DIRECTIONS FOR THIS TASK:
Retype each record below word for word. Leave the pictures out.

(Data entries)
= = = = = = =
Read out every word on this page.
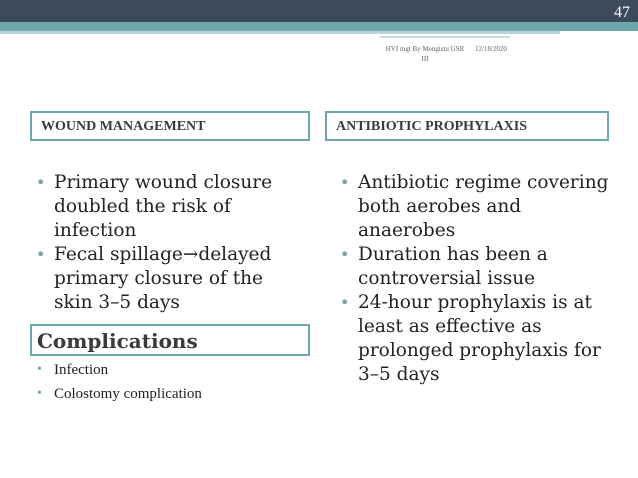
47
HVI mgt By Mengistu GSR III
12/18/2020
WOUND MANAGEMENT	ANTIBIOTIC PROPHYLAXIS
• Primary wound closure doubled the risk of infection
• Fecal spillage→delayed primary closure of the skin 3–5 days
Complications
• Infection
• Colostomy complication
• Antibiotic regime covering both aerobes and anaerobes
• Duration has been a controversial issue
• 24-hour prophylaxis is at least as effective as prolonged prophylaxis for 3–5 days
= = = = = = =
OUTPUT OF THE EXERCISE:
Read out every word on this page.
47
HVI mgt By Mengistu GSR III
12/18/2020
WOUND MANAGEMENT	ANTIBIOTIC PROPHYLAXIS
• Primary wound closure doubled the risk of infection
• Fecal spillage→delayed primary closure of the skin 3–5 days
Complications
• Infection
• Colostomy complication
• Antibiotic regime covering both aerobes and anaerobes
• Duration has been a controversial issue
• 24-hour prophylaxis is at least as effective as prolonged prophylaxis for 3–5 days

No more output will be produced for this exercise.